Required task
Scan the data beneath this task and copy each line that includes "xlabel".

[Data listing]
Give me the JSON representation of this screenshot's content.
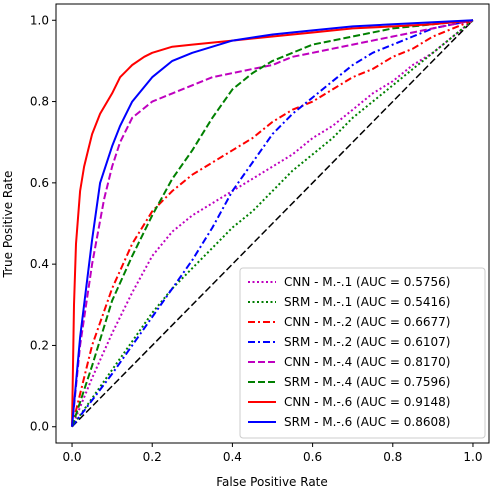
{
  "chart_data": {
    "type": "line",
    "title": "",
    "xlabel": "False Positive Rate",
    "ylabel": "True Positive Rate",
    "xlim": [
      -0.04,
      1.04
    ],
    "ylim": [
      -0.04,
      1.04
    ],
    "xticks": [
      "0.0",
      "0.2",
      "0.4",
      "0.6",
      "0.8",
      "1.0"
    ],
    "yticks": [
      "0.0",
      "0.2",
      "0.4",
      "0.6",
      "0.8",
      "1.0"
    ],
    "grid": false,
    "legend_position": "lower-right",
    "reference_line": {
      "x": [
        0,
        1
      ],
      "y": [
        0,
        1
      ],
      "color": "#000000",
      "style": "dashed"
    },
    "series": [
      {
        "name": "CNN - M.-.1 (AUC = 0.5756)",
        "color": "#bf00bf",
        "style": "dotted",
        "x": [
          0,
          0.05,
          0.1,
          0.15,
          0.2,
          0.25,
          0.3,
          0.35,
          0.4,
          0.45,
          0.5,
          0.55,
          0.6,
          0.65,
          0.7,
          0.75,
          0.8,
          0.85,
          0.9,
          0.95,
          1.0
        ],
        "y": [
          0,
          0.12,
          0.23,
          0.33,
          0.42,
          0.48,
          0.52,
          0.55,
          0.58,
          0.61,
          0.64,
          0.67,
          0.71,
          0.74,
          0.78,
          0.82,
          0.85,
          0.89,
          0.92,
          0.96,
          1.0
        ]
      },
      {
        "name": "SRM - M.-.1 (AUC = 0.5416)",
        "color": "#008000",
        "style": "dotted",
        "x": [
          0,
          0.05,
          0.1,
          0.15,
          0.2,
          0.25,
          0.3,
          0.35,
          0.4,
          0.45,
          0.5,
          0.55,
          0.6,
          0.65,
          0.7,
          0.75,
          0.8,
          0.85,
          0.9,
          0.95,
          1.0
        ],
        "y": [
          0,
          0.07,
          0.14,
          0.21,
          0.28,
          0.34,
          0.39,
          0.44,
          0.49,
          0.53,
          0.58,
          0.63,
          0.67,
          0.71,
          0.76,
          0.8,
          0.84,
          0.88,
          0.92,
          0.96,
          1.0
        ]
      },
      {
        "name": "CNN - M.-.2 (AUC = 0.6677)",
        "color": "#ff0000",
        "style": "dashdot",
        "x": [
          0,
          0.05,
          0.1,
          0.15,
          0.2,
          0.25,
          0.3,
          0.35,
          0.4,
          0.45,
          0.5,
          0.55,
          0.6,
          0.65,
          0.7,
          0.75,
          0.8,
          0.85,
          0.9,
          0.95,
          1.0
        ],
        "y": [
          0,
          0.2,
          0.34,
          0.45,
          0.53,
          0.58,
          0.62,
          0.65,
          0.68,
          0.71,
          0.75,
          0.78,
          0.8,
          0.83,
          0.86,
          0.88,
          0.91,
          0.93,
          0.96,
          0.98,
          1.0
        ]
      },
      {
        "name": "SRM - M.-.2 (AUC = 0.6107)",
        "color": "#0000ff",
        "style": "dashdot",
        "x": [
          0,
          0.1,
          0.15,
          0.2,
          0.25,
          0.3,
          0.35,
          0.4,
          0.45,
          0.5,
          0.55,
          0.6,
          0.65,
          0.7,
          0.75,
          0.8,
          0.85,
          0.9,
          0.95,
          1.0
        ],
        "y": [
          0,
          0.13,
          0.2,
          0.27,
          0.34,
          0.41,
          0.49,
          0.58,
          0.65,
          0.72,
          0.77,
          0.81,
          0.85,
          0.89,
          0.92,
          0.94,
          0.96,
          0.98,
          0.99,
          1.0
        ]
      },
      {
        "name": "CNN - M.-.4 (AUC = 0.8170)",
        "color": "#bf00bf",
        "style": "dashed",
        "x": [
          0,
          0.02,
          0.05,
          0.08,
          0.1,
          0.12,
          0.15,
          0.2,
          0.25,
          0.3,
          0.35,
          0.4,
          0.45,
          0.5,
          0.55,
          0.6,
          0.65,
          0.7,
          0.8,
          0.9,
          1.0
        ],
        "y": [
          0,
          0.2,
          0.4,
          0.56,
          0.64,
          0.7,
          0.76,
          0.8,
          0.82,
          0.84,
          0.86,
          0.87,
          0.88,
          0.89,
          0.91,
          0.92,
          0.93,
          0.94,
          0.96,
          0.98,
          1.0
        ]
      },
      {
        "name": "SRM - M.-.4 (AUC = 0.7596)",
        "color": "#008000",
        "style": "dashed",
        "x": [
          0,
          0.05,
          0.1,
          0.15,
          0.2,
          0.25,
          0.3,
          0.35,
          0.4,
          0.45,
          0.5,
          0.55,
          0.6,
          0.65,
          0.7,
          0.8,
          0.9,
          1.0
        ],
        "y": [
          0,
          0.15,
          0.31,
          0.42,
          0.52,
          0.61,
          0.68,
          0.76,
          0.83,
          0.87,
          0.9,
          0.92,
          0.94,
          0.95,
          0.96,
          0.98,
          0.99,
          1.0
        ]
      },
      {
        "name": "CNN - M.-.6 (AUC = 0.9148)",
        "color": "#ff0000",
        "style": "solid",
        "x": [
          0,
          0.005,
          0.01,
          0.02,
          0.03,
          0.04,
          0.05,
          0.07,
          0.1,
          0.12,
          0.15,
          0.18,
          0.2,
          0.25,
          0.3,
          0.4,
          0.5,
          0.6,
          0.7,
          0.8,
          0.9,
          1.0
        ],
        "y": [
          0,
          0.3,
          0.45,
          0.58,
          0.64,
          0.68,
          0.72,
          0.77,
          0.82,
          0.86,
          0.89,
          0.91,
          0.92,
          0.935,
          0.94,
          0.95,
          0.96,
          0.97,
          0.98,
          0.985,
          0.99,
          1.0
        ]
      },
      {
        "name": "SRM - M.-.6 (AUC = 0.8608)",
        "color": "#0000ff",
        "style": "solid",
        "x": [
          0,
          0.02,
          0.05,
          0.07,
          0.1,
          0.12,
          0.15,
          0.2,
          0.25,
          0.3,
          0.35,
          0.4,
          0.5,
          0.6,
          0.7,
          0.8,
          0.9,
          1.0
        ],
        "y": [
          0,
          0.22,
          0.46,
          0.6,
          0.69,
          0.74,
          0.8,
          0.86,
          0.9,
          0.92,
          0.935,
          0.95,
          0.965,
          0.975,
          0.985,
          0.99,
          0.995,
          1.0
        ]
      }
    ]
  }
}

--

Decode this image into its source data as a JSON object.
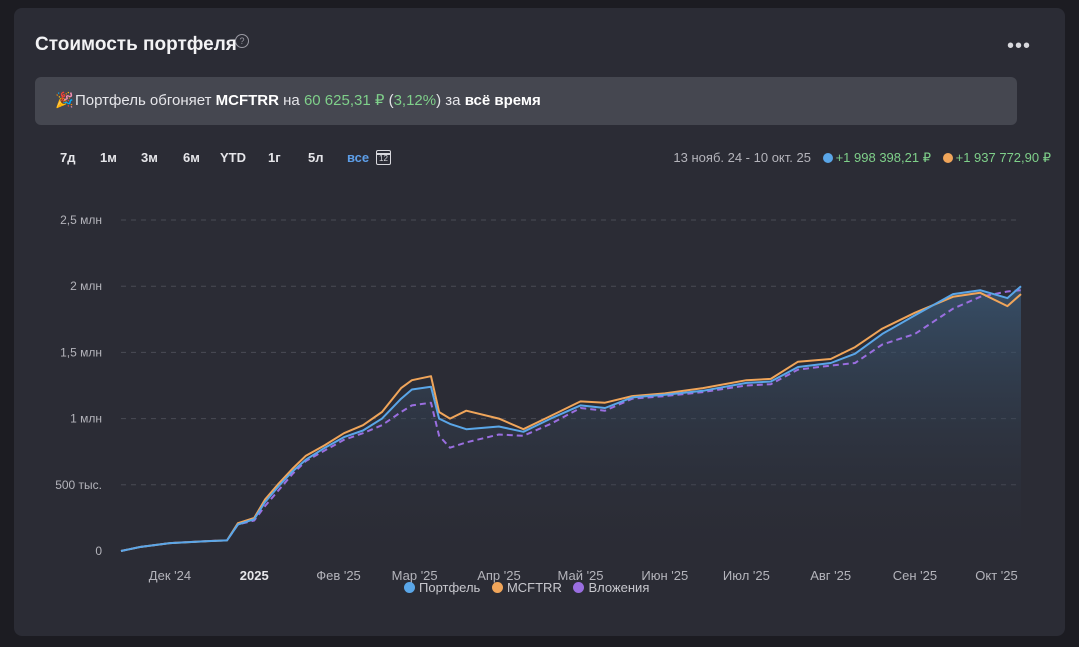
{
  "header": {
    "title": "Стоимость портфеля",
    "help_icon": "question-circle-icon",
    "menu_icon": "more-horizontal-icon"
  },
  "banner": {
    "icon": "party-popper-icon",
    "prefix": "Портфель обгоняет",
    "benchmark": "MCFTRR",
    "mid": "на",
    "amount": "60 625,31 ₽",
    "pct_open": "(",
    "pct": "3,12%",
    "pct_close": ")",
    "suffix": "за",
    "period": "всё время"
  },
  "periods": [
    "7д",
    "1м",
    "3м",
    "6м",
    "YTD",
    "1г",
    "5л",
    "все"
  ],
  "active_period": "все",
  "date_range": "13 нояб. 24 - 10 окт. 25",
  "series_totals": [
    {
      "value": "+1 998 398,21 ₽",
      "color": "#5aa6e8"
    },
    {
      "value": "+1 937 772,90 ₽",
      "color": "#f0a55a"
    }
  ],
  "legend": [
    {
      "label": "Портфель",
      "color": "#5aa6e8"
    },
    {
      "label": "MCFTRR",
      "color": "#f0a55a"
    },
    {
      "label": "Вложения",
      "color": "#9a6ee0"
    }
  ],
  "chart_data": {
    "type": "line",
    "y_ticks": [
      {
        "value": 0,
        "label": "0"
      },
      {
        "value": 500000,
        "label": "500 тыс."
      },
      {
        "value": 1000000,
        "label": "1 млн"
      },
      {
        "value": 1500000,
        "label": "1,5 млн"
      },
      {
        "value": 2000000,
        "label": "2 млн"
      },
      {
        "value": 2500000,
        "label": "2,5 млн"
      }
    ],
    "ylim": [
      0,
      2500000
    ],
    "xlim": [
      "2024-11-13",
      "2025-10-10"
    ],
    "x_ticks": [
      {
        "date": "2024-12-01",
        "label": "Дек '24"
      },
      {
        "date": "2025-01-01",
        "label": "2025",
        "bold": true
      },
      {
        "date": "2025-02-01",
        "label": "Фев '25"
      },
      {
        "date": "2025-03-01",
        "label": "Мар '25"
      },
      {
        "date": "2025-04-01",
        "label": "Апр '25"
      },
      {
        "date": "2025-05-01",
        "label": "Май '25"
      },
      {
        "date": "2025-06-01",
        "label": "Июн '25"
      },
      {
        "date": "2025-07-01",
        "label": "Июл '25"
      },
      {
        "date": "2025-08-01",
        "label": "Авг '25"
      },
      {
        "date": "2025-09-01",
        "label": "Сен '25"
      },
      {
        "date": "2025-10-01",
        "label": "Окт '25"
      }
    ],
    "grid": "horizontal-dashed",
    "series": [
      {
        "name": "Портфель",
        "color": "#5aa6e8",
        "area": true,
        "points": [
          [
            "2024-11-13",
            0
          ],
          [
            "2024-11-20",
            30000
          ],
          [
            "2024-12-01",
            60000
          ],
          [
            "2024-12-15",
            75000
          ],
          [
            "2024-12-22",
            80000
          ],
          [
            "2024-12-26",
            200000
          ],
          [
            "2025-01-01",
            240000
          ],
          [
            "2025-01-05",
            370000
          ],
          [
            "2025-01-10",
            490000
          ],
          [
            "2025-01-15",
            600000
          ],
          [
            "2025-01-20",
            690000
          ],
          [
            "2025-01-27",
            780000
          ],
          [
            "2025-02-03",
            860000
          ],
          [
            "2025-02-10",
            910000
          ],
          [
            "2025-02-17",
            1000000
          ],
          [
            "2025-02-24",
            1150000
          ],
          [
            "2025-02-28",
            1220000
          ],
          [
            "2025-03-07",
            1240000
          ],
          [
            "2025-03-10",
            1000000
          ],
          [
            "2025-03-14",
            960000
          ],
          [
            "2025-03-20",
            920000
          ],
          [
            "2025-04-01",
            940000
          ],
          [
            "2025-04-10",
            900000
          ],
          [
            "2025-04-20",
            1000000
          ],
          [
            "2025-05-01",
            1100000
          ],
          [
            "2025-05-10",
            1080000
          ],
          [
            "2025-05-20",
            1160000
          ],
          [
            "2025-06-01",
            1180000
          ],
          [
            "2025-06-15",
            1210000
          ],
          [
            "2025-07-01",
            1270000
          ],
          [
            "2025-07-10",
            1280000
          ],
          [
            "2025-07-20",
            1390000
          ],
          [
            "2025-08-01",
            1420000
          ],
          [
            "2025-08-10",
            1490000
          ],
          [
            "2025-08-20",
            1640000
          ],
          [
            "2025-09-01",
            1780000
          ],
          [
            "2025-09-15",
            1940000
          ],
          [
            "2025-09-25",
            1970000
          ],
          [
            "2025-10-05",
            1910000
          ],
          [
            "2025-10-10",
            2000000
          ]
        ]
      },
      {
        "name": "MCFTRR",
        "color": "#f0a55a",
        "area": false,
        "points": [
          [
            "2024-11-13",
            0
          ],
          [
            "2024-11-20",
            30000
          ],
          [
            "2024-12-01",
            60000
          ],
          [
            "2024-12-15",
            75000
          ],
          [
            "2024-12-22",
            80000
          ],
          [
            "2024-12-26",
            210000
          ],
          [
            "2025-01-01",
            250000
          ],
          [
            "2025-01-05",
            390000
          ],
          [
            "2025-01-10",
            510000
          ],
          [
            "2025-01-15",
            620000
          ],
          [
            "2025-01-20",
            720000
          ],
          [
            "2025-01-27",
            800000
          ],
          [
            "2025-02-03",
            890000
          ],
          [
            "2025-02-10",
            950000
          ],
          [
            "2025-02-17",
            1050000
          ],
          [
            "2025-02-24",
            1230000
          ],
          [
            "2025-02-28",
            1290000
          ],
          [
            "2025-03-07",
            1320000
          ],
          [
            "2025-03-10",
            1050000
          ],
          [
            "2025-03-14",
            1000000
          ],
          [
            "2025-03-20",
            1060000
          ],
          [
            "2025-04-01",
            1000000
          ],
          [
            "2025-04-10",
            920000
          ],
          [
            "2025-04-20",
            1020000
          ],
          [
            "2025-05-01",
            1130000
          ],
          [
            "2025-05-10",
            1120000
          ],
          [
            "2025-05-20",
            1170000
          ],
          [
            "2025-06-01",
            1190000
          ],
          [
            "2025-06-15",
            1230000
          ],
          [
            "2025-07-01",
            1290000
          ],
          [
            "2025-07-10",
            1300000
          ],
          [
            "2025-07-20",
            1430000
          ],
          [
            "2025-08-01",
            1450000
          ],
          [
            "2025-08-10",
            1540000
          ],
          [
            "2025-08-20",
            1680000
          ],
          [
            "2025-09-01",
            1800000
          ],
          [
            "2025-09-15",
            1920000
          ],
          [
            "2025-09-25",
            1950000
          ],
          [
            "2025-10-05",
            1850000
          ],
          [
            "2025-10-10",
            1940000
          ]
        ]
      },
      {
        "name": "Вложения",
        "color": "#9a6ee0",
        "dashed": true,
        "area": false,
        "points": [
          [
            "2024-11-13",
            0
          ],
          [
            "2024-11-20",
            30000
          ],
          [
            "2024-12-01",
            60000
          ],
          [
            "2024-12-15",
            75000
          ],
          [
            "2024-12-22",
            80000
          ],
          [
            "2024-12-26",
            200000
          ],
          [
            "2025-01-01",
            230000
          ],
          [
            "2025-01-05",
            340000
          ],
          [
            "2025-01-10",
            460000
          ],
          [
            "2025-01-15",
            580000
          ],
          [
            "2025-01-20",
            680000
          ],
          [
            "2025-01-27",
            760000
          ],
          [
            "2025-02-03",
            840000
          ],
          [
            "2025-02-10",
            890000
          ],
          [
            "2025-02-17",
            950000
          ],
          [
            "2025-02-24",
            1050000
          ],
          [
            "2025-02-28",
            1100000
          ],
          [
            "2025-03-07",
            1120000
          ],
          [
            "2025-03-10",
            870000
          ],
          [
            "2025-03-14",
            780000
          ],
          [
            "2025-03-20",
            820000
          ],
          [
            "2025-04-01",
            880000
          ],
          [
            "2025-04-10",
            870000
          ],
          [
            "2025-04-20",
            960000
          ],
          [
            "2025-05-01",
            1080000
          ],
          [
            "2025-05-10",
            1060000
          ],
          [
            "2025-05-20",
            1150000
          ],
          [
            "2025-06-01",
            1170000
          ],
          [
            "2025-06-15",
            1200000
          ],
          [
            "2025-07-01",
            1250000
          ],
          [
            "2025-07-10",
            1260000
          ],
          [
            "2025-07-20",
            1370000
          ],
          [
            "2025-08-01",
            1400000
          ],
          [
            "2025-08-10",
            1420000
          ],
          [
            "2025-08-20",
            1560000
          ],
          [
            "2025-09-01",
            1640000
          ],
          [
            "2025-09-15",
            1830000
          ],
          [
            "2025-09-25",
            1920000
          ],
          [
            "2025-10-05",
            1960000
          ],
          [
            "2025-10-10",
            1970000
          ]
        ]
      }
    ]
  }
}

---

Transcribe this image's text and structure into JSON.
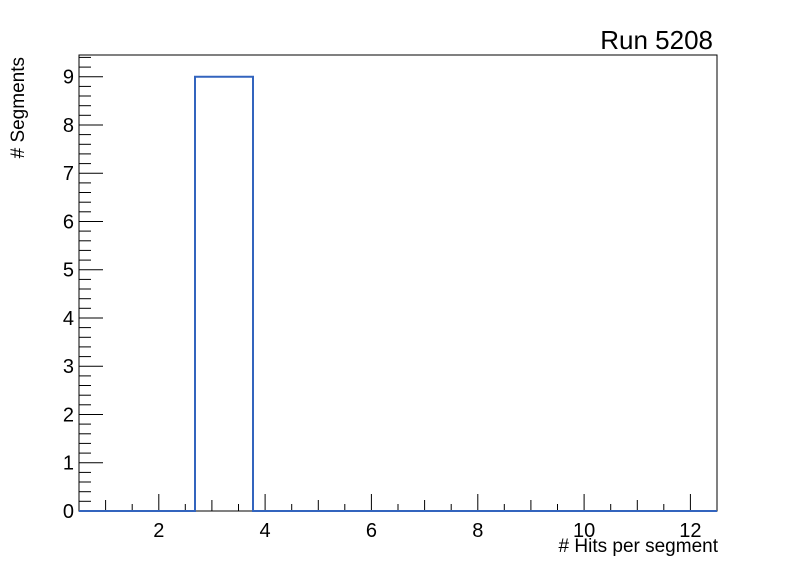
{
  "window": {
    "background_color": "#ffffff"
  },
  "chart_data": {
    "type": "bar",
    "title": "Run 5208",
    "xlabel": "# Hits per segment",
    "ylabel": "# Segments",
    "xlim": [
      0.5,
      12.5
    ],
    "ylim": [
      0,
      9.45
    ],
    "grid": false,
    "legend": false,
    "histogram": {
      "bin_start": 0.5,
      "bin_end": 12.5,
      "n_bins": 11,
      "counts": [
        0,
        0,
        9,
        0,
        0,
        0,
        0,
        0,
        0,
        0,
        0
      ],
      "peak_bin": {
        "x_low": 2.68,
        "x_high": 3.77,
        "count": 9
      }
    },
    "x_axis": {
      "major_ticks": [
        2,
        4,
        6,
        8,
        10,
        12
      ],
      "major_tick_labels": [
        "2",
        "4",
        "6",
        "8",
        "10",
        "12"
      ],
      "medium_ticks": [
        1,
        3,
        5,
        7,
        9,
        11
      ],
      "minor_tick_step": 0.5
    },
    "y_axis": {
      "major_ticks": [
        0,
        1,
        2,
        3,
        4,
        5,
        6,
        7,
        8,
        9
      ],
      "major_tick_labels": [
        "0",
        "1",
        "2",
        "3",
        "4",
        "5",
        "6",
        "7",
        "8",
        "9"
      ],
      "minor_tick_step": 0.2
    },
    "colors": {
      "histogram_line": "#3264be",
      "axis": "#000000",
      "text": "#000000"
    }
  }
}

Answer to the problem
    "xlabel": "False Positive Rate",
    "xlabel": "# Hits per segment",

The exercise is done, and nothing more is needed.